→ RECORD EXTRACTS:
= = = = =

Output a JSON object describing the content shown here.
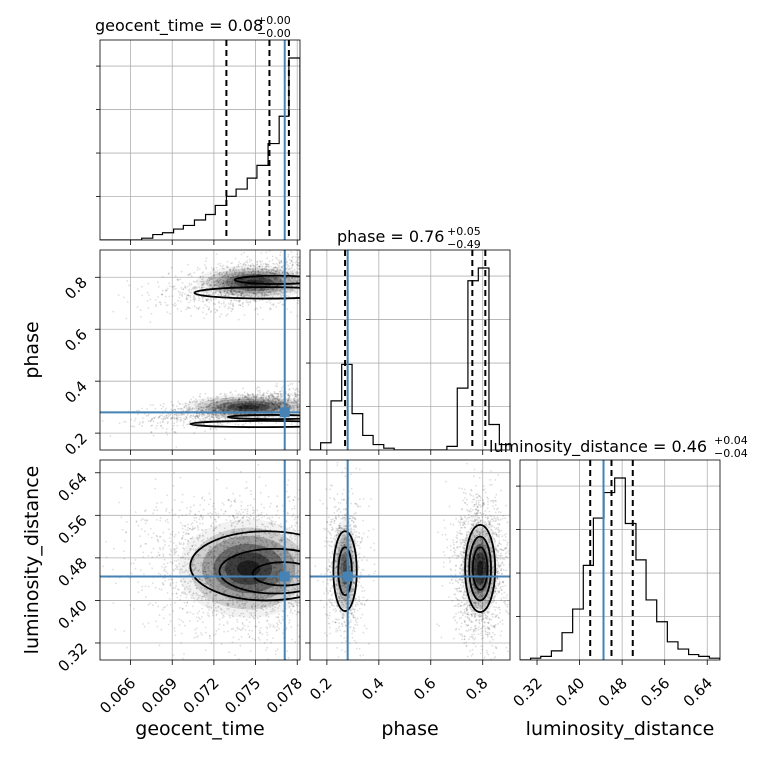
{
  "chart_data": {
    "type": "corner",
    "parameters": [
      "geocent_time",
      "phase",
      "luminosity_distance"
    ],
    "truth_color": "#4682b4",
    "ranges": {
      "geocent_time": [
        0.0638,
        0.0782
      ],
      "phase": [
        0.135,
        0.905
      ],
      "luminosity_distance": [
        0.288,
        0.664
      ]
    },
    "ticks": {
      "geocent_time": [
        0.066,
        0.069,
        0.072,
        0.075,
        0.078
      ],
      "phase": [
        0.2,
        0.4,
        0.6,
        0.8
      ],
      "luminosity_distance": [
        0.32,
        0.4,
        0.48,
        0.56,
        0.64
      ]
    },
    "tick_labels": {
      "geocent_time": [
        "0.066",
        "0.069",
        "0.072",
        "0.075",
        "0.078"
      ],
      "phase": [
        "0.2",
        "0.4",
        "0.6",
        "0.8"
      ],
      "luminosity_distance": [
        "0.32",
        "0.40",
        "0.48",
        "0.56",
        "0.64"
      ]
    },
    "truths": {
      "geocent_time": 0.0771,
      "phase": 0.28,
      "luminosity_distance": 0.445
    },
    "titles": {
      "geocent_time": {
        "prefix": "geocent_time = ",
        "value": "0.08",
        "plus": "+0.00",
        "minus": "−0.00"
      },
      "phase": {
        "prefix": "phase = ",
        "value": "0.76",
        "plus": "+0.05",
        "minus": "−0.49"
      },
      "luminosity_distance": {
        "prefix": "luminosity_distance = ",
        "value": "0.46",
        "plus": "+0.04",
        "minus": "−0.04"
      }
    },
    "quantiles": {
      "geocent_time": [
        0.0729,
        0.076,
        0.0774
      ],
      "phase": [
        0.27,
        0.76,
        0.81
      ],
      "luminosity_distance": [
        0.42,
        0.46,
        0.5
      ]
    },
    "histograms": {
      "geocent_time": {
        "edges": [
          0.0638,
          0.0646,
          0.0653,
          0.0661,
          0.0668,
          0.0676,
          0.0683,
          0.0691,
          0.0698,
          0.0706,
          0.0714,
          0.0721,
          0.0729,
          0.0736,
          0.0744,
          0.0751,
          0.0759,
          0.0767,
          0.0774,
          0.0782
        ],
        "counts": [
          0.0,
          0.0,
          0.0,
          0.0,
          0.01,
          0.03,
          0.04,
          0.06,
          0.08,
          0.11,
          0.14,
          0.19,
          0.24,
          0.28,
          0.34,
          0.41,
          0.53,
          0.68,
          1.0
        ]
      },
      "phase": {
        "edges": [
          0.135,
          0.176,
          0.216,
          0.257,
          0.297,
          0.338,
          0.378,
          0.419,
          0.459,
          0.5,
          0.54,
          0.581,
          0.621,
          0.662,
          0.702,
          0.743,
          0.783,
          0.824,
          0.864,
          0.905
        ],
        "counts": [
          0.0,
          0.04,
          0.27,
          0.47,
          0.2,
          0.08,
          0.03,
          0.01,
          0.0,
          0.0,
          0.0,
          0.0,
          0.0,
          0.02,
          0.34,
          0.93,
          1.0,
          0.14,
          0.03
        ]
      },
      "luminosity_distance": {
        "edges": [
          0.288,
          0.308,
          0.327,
          0.347,
          0.367,
          0.387,
          0.407,
          0.426,
          0.446,
          0.466,
          0.486,
          0.506,
          0.525,
          0.545,
          0.565,
          0.585,
          0.605,
          0.624,
          0.644,
          0.664
        ],
        "counts": [
          0.0,
          0.01,
          0.02,
          0.05,
          0.15,
          0.28,
          0.52,
          0.78,
          0.92,
          1.0,
          0.75,
          0.55,
          0.33,
          0.21,
          0.1,
          0.06,
          0.03,
          0.02,
          0.01
        ]
      }
    },
    "axis_labels": {
      "x": [
        "geocent_time",
        "phase",
        "luminosity_distance"
      ],
      "y": [
        "phase",
        "luminosity_distance"
      ]
    }
  }
}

= = = = =

→ AIM OF THE TASK: Copy out all the entries exactly. Images stay out of the copy.

→ COMPLETED EXERCISE:
Output a JSON object describing the content shown here.
{
  "chart_data": {
    "type": "corner",
    "parameters": [
      "geocent_time",
      "phase",
      "luminosity_distance"
    ],
    "truth_color": "#4682b4",
    "ranges": {
      "geocent_time": [
        0.0638,
        0.0782
      ],
      "phase": [
        0.135,
        0.905
      ],
      "luminosity_distance": [
        0.288,
        0.664
      ]
    },
    "ticks": {
      "geocent_time": [
        0.066,
        0.069,
        0.072,
        0.075,
        0.078
      ],
      "phase": [
        0.2,
        0.4,
        0.6,
        0.8
      ],
      "luminosity_distance": [
        0.32,
        0.4,
        0.48,
        0.56,
        0.64
      ]
    },
    "tick_labels": {
      "geocent_time": [
        "0.066",
        "0.069",
        "0.072",
        "0.075",
        "0.078"
      ],
      "phase": [
        "0.2",
        "0.4",
        "0.6",
        "0.8"
      ],
      "luminosity_distance": [
        "0.32",
        "0.40",
        "0.48",
        "0.56",
        "0.64"
      ]
    },
    "truths": {
      "geocent_time": 0.0771,
      "phase": 0.28,
      "luminosity_distance": 0.445
    },
    "titles": {
      "geocent_time": {
        "prefix": "geocent_time = ",
        "value": "0.08",
        "plus": "+0.00",
        "minus": "−0.00"
      },
      "phase": {
        "prefix": "phase = ",
        "value": "0.76",
        "plus": "+0.05",
        "minus": "−0.49"
      },
      "luminosity_distance": {
        "prefix": "luminosity_distance = ",
        "value": "0.46",
        "plus": "+0.04",
        "minus": "−0.04"
      }
    },
    "quantiles": {
      "geocent_time": [
        0.0729,
        0.076,
        0.0774
      ],
      "phase": [
        0.27,
        0.76,
        0.81
      ],
      "luminosity_distance": [
        0.42,
        0.46,
        0.5
      ]
    },
    "histograms": {
      "geocent_time": {
        "edges": [
          0.0638,
          0.0646,
          0.0653,
          0.0661,
          0.0668,
          0.0676,
          0.0683,
          0.0691,
          0.0698,
          0.0706,
          0.0714,
          0.0721,
          0.0729,
          0.0736,
          0.0744,
          0.0751,
          0.0759,
          0.0767,
          0.0774,
          0.0782
        ],
        "counts": [
          0.0,
          0.0,
          0.0,
          0.0,
          0.01,
          0.03,
          0.04,
          0.06,
          0.08,
          0.11,
          0.14,
          0.19,
          0.24,
          0.28,
          0.34,
          0.41,
          0.53,
          0.68,
          1.0
        ]
      },
      "phase": {
        "edges": [
          0.135,
          0.176,
          0.216,
          0.257,
          0.297,
          0.338,
          0.378,
          0.419,
          0.459,
          0.5,
          0.54,
          0.581,
          0.621,
          0.662,
          0.702,
          0.743,
          0.783,
          0.824,
          0.864,
          0.905
        ],
        "counts": [
          0.0,
          0.04,
          0.27,
          0.47,
          0.2,
          0.08,
          0.03,
          0.01,
          0.0,
          0.0,
          0.0,
          0.0,
          0.0,
          0.02,
          0.34,
          0.93,
          1.0,
          0.14,
          0.03
        ]
      },
      "luminosity_distance": {
        "edges": [
          0.288,
          0.308,
          0.327,
          0.347,
          0.367,
          0.387,
          0.407,
          0.426,
          0.446,
          0.466,
          0.486,
          0.506,
          0.525,
          0.545,
          0.565,
          0.585,
          0.605,
          0.624,
          0.644,
          0.664
        ],
        "counts": [
          0.0,
          0.01,
          0.02,
          0.05,
          0.15,
          0.28,
          0.52,
          0.78,
          0.92,
          1.0,
          0.75,
          0.55,
          0.33,
          0.21,
          0.1,
          0.06,
          0.03,
          0.02,
          0.01
        ]
      }
    },
    "axis_labels": {
      "x": [
        "geocent_time",
        "phase",
        "luminosity_distance"
      ],
      "y": [
        "phase",
        "luminosity_distance"
      ]
    }
  }
}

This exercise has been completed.